● **Given request**:
Each line of the listing that contains the word "staff" is to be copied.

● **Input**:
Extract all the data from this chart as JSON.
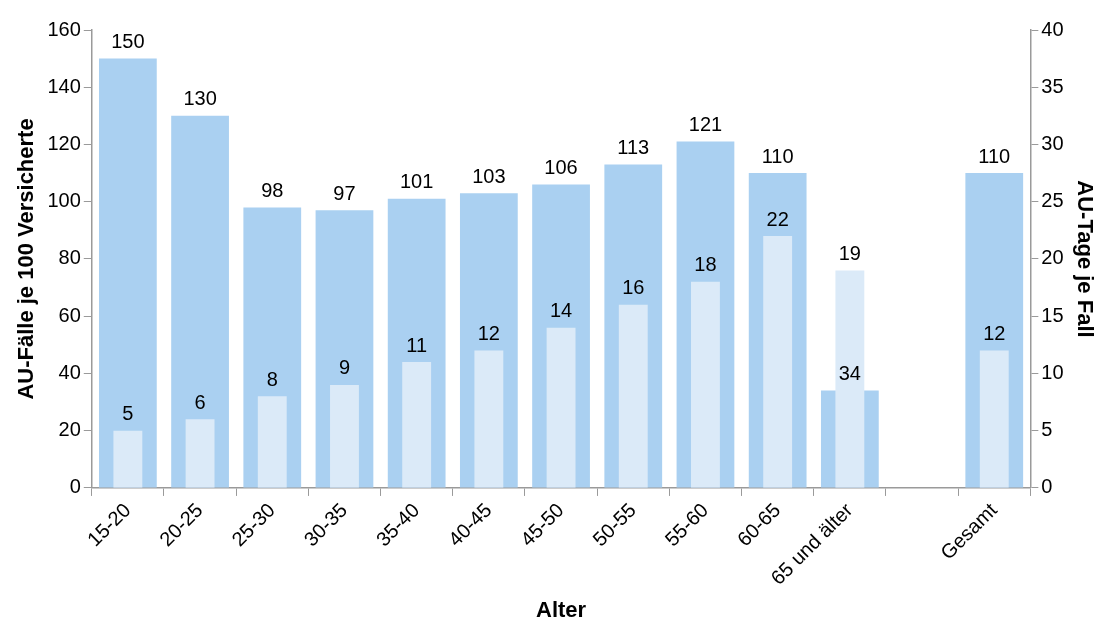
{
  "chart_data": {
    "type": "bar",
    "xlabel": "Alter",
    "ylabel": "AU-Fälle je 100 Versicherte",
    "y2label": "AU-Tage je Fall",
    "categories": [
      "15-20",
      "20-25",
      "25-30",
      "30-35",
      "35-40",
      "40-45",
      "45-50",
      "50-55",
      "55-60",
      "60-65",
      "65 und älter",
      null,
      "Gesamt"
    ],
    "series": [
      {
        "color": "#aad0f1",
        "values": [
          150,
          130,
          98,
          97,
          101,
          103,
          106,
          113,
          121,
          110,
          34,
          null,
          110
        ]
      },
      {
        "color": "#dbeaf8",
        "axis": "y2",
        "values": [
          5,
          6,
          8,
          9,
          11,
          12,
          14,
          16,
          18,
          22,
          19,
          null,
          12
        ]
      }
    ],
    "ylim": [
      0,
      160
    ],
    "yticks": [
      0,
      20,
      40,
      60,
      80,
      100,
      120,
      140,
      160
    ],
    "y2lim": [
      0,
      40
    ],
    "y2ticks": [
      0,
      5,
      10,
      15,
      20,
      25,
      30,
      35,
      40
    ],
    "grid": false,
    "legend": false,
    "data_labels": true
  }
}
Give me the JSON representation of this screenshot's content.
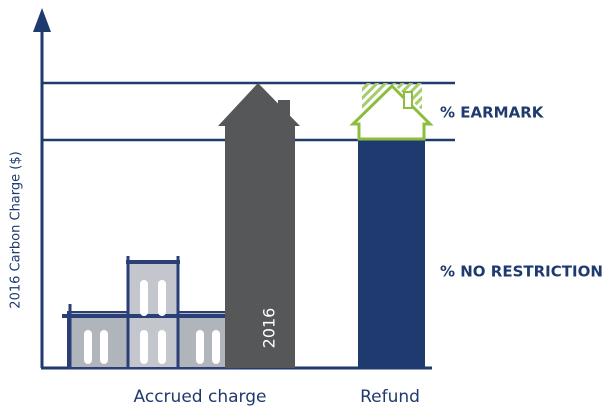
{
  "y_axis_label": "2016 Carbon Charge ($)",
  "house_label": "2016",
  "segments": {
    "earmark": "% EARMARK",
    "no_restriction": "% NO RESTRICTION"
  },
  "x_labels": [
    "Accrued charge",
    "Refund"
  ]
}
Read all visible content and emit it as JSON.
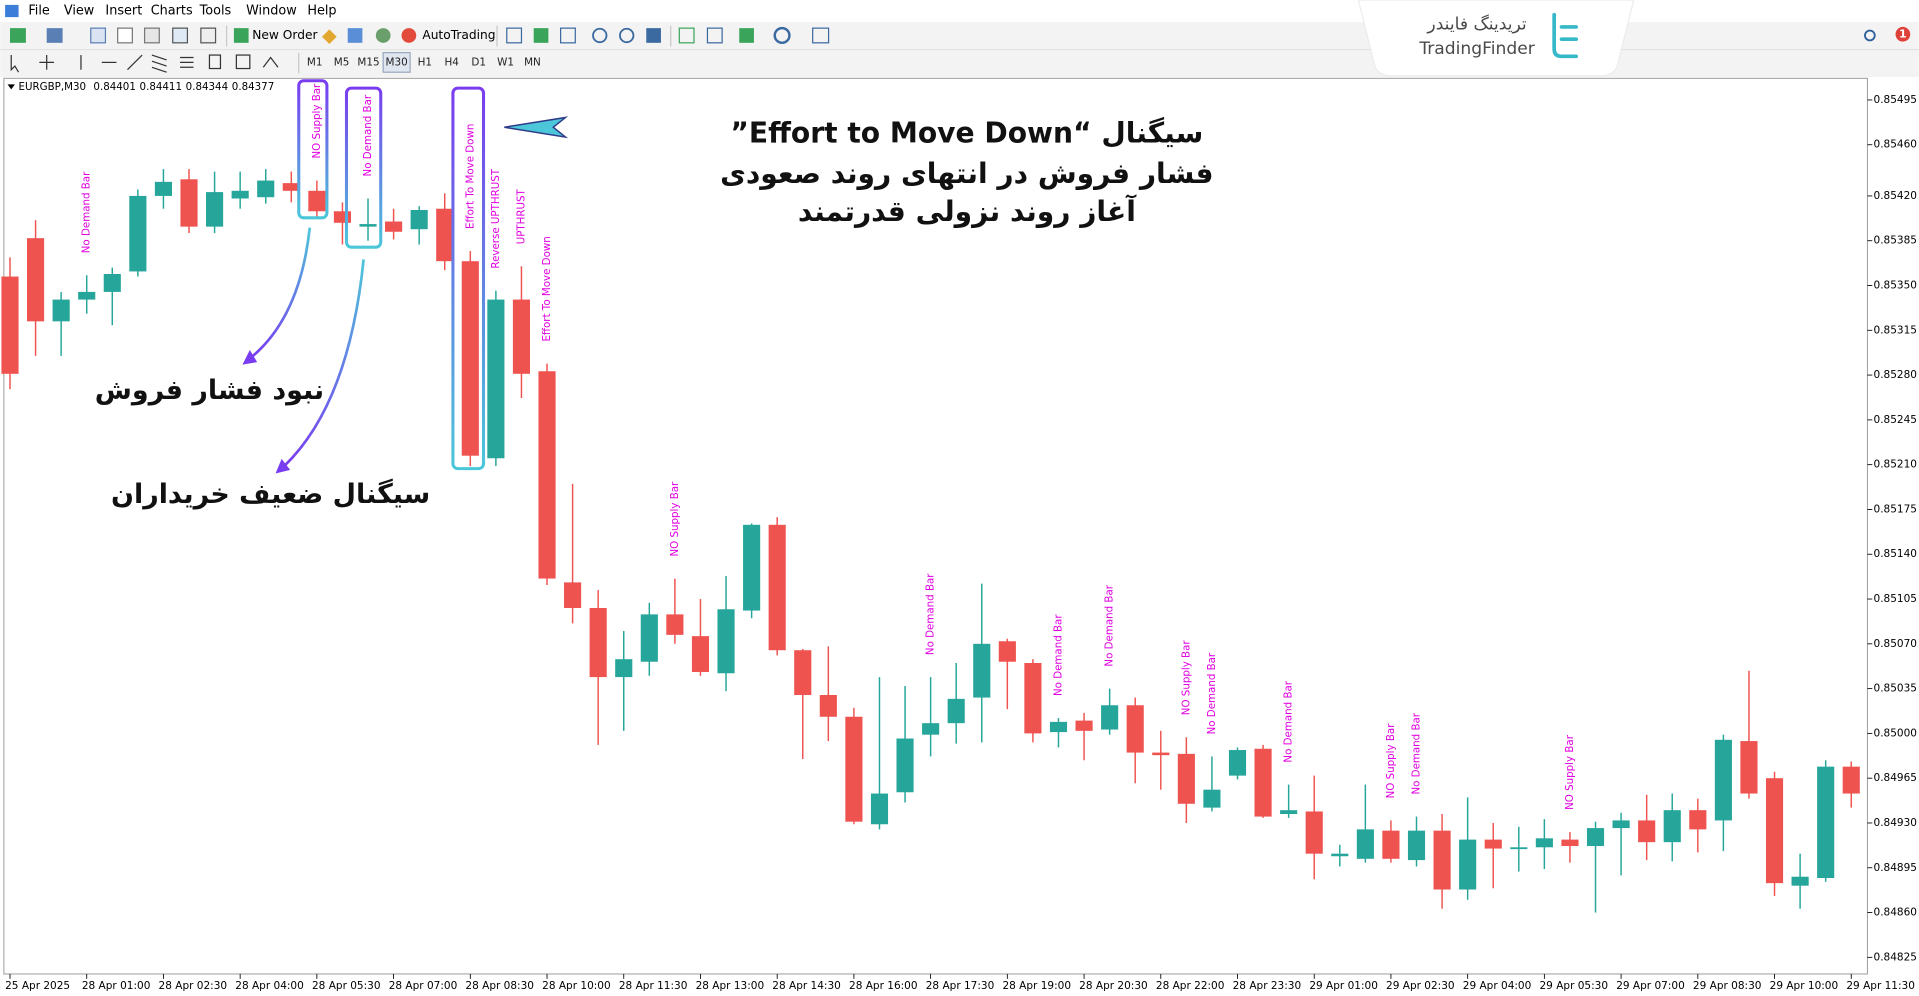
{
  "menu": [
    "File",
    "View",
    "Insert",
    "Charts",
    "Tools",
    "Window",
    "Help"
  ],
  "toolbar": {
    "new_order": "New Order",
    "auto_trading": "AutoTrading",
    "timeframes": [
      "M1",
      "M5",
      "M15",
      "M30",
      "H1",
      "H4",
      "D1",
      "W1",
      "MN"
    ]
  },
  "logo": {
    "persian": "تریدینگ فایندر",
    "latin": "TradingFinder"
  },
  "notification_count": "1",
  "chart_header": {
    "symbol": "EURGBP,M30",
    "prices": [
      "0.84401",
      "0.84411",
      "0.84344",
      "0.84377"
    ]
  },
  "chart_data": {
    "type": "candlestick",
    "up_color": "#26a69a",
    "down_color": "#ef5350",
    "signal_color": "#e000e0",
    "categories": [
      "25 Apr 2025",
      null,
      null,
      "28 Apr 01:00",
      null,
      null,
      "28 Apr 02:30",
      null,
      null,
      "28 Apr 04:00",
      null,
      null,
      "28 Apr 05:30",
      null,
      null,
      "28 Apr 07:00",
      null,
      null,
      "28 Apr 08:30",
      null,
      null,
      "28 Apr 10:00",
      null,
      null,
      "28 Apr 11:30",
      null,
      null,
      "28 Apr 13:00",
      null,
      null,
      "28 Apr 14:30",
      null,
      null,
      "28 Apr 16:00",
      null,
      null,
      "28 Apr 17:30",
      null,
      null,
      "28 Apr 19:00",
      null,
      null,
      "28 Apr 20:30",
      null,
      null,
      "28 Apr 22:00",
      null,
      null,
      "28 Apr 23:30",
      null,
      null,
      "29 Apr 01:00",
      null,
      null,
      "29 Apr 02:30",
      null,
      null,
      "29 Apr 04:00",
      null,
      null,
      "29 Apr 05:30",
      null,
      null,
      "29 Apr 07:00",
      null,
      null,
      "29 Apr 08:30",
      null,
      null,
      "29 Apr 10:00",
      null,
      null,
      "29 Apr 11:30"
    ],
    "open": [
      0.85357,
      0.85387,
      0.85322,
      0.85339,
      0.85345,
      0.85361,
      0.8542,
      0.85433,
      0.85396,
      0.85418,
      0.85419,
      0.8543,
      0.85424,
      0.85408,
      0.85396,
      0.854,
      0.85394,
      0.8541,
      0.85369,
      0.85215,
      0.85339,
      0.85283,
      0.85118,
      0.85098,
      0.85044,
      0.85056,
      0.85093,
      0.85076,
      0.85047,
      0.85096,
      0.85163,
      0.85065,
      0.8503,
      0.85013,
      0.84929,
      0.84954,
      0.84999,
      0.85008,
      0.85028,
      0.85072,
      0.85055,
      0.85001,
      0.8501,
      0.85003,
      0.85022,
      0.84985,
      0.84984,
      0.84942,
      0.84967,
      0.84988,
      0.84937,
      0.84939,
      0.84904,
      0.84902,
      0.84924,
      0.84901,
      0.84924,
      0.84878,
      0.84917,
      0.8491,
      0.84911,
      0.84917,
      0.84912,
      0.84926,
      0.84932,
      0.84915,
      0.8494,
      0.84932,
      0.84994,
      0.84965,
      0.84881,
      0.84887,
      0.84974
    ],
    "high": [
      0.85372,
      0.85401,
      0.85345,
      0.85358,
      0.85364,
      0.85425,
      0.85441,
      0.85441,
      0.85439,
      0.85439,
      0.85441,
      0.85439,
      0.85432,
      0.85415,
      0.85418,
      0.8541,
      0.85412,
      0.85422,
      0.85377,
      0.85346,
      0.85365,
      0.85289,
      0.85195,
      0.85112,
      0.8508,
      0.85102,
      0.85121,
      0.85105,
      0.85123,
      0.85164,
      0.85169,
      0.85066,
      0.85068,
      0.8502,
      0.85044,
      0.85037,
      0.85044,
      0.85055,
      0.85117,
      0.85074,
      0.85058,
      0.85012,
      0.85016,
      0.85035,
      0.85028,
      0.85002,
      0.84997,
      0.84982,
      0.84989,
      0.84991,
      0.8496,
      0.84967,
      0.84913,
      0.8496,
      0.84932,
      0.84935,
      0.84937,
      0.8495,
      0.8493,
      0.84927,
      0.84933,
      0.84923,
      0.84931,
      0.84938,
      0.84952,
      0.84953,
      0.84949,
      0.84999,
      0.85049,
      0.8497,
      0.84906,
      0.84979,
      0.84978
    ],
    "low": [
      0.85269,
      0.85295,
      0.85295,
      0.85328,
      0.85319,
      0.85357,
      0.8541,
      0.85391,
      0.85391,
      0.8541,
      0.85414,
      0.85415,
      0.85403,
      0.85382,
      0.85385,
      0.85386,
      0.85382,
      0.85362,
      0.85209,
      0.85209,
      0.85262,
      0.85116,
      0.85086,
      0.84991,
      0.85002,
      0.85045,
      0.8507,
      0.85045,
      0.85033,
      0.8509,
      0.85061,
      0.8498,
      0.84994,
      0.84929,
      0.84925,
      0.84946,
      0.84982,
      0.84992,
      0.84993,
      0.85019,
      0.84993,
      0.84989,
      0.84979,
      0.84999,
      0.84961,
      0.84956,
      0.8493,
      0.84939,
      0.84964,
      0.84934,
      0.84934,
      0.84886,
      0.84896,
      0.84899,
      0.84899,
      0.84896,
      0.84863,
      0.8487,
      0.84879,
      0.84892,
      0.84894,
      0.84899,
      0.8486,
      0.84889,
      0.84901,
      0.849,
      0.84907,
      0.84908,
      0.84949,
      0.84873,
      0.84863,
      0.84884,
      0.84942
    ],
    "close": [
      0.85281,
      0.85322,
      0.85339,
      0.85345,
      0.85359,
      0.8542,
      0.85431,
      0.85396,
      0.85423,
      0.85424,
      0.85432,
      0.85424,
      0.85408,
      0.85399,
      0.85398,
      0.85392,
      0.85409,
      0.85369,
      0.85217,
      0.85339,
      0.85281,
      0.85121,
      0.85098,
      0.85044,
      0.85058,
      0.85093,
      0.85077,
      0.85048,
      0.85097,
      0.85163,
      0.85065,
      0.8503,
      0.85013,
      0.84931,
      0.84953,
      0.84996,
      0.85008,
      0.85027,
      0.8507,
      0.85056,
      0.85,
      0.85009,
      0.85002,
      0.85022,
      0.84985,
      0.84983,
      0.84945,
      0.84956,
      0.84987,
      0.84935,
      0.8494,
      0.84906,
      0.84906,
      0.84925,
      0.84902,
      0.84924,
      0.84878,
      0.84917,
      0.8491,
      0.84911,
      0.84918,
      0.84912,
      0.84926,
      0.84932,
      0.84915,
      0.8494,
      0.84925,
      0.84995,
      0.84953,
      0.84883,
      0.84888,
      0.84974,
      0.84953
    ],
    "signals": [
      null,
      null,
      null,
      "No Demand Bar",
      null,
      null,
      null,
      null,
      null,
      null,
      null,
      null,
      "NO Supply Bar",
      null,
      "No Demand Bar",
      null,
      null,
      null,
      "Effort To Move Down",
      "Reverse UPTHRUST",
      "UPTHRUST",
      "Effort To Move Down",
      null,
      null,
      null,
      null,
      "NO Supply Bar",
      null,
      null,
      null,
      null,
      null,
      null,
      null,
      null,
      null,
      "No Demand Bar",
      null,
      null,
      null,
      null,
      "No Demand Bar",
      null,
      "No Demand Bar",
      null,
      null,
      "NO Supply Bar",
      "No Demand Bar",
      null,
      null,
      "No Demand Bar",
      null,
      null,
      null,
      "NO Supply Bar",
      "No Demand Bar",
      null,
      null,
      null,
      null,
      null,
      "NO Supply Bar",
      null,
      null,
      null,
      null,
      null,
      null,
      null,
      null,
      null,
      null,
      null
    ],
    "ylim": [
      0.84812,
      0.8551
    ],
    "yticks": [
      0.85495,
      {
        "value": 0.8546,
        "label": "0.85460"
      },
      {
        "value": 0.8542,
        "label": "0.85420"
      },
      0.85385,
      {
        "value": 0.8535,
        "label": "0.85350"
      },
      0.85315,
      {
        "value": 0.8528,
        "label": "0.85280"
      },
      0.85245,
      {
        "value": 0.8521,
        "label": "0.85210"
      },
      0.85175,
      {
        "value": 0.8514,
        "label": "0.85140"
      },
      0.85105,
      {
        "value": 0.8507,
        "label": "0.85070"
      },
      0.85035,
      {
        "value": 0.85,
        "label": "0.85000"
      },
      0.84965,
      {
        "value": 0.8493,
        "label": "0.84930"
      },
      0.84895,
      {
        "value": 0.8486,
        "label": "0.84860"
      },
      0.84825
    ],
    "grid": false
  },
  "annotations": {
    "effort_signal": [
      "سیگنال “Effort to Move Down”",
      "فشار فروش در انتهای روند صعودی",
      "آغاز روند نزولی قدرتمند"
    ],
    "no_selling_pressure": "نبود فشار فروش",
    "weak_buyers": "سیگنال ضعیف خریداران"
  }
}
--
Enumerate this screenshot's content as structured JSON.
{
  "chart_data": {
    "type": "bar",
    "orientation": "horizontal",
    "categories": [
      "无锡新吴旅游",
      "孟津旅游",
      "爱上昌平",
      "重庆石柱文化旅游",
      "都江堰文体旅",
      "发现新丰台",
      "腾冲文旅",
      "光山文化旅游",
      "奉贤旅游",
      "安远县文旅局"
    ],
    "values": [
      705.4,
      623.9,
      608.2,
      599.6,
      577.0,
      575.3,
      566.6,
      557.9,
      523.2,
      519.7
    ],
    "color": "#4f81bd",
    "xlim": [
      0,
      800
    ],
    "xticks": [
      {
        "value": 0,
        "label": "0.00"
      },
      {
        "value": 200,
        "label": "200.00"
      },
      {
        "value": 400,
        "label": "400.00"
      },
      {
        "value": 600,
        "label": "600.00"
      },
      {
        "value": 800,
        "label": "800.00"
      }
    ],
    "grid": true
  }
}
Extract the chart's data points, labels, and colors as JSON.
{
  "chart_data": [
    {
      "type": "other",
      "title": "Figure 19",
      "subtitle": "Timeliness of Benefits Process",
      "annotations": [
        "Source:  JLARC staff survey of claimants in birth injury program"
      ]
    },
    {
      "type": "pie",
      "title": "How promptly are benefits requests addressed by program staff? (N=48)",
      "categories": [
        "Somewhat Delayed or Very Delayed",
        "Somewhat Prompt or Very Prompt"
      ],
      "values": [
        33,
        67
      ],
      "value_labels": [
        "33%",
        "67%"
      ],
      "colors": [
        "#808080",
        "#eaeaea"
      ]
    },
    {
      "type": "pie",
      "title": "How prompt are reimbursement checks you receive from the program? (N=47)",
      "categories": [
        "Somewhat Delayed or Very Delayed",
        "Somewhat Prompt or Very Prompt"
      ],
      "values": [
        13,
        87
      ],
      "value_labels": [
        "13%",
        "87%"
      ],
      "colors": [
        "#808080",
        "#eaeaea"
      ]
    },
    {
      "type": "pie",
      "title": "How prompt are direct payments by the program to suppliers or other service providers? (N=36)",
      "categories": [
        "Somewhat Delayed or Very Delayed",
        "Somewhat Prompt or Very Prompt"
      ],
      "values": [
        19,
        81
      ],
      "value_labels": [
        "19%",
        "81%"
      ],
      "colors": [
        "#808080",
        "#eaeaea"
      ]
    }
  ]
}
---
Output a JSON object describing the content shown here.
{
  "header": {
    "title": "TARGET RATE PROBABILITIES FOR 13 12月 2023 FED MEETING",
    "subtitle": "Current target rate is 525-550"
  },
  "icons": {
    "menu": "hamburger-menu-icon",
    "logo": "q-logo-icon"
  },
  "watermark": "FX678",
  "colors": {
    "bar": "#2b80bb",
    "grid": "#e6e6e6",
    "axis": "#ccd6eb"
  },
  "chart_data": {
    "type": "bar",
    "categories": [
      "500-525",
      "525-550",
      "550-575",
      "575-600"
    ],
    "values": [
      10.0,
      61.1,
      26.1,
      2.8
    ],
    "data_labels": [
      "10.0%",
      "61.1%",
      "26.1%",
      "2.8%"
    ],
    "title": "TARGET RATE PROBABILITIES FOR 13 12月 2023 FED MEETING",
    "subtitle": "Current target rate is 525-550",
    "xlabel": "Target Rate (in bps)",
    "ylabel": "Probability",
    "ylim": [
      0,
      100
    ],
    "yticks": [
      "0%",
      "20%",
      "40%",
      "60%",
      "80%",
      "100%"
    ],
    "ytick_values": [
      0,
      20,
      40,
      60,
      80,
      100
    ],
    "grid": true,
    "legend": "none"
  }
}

● **Solved exercise**:
        "Source:  JLARC staff survey of claimants in birth injury program"
      "title": "How promptly are benefits requests addressed by program staff? (N=48)",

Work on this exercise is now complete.